* Start *
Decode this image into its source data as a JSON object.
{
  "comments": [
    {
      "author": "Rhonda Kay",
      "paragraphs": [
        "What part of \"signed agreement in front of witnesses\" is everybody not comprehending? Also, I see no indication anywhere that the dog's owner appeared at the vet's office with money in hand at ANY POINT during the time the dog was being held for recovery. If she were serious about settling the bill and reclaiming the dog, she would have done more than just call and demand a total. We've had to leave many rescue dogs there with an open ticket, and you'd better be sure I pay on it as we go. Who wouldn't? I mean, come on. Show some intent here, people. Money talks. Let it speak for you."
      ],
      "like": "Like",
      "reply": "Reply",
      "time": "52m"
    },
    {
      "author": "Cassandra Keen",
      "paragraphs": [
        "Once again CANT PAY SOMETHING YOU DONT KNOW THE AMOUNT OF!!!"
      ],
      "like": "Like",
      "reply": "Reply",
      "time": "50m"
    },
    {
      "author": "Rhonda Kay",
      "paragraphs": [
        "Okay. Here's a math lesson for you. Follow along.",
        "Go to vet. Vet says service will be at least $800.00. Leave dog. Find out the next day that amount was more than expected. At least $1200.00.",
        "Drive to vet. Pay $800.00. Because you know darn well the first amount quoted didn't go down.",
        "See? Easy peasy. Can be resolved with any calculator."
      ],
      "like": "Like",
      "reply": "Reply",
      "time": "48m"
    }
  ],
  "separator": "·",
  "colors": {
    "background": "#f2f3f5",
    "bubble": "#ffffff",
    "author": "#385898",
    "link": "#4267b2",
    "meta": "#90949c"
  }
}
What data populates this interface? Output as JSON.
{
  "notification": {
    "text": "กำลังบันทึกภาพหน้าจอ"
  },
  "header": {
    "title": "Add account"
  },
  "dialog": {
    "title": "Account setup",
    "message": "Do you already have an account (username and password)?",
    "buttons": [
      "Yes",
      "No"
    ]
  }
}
* End *
### What to work on
Quote only the lines from the line containing "What data populates" through the end of the entries, keeping the first and the last.

### Expected answer
What data populates this interface? Output as JSON.
{
  "notification": {
    "text": "กำลังบันทึกภาพหน้าจอ"
  },
  "header": {
    "title": "Add account"
  },
  "dialog": {
    "title": "Account setup",
    "message": "Do you already have an account (username and password)?",
    "buttons": [
      "Yes",
      "No"
    ]
  }
}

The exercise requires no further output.